====== Material for this task

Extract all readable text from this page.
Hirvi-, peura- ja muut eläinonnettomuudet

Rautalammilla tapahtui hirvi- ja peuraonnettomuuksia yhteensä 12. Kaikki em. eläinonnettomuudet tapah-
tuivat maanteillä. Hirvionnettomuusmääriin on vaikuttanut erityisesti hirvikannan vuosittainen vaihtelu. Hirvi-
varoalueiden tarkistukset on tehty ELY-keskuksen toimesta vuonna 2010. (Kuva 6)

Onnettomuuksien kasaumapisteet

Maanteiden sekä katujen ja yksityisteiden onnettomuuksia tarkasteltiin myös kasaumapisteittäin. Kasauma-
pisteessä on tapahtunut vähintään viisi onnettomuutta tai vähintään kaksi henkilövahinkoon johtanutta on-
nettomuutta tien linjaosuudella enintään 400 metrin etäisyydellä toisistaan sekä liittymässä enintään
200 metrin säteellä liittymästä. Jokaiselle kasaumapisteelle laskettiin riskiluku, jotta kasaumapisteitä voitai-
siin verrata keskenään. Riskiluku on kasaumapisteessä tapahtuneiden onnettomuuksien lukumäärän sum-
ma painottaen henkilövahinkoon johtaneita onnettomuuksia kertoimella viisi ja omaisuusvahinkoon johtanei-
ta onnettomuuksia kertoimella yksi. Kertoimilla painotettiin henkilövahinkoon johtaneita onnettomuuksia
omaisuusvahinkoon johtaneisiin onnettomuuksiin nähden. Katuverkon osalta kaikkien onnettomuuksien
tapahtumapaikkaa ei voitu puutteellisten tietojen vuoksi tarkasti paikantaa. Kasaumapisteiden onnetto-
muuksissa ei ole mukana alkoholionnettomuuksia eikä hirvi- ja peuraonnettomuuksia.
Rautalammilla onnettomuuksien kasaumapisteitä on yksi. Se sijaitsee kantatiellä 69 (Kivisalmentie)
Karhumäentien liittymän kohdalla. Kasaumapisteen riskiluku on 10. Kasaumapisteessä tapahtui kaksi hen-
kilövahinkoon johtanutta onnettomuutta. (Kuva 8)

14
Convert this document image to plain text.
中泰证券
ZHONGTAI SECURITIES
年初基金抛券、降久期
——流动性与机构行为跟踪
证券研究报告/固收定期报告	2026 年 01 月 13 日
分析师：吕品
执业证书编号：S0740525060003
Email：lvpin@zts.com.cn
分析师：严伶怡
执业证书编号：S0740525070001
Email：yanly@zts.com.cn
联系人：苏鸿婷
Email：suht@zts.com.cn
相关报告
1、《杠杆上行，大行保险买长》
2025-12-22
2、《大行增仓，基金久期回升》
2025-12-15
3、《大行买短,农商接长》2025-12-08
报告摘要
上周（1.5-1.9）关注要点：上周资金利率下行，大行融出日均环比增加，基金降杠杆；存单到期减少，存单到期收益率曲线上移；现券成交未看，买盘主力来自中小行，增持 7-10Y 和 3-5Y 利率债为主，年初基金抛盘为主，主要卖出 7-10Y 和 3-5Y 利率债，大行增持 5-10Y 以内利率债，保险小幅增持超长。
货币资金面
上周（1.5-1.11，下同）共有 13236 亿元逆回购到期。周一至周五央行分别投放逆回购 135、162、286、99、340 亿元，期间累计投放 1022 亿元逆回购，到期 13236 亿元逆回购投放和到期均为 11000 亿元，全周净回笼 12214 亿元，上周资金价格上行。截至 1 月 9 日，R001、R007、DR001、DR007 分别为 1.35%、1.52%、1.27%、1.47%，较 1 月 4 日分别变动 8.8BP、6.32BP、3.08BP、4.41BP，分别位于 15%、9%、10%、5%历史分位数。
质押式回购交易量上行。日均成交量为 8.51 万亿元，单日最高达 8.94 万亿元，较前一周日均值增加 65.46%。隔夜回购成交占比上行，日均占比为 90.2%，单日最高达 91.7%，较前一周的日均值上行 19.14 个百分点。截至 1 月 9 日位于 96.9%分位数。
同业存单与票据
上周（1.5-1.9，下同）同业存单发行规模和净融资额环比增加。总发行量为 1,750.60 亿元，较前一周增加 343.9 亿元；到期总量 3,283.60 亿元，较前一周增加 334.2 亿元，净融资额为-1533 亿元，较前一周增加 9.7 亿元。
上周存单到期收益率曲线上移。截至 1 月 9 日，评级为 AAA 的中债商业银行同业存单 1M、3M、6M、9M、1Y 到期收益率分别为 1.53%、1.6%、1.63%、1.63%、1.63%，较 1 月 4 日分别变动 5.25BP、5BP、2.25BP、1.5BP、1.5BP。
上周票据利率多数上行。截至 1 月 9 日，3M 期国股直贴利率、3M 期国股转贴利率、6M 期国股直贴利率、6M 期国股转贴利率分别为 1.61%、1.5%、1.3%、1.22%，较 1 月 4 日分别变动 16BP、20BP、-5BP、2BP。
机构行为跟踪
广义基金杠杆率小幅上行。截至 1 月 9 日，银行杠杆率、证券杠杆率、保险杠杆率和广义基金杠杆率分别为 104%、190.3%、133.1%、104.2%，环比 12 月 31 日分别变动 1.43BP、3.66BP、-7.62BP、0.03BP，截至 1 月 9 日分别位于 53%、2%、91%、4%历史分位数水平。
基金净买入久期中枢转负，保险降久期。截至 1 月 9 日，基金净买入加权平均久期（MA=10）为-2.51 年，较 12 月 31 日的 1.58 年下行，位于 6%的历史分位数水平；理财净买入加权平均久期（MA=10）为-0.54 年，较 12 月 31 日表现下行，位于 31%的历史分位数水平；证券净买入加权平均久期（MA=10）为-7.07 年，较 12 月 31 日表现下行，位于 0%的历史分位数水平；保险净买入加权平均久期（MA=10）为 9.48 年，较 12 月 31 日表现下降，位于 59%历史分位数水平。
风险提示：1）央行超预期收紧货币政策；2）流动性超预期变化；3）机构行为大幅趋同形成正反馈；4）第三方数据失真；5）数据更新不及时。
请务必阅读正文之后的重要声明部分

============

Stated problem
Above is a listing; report how many of its lines include the word "eläinonnettomuudet", giving the number only.

Task response
2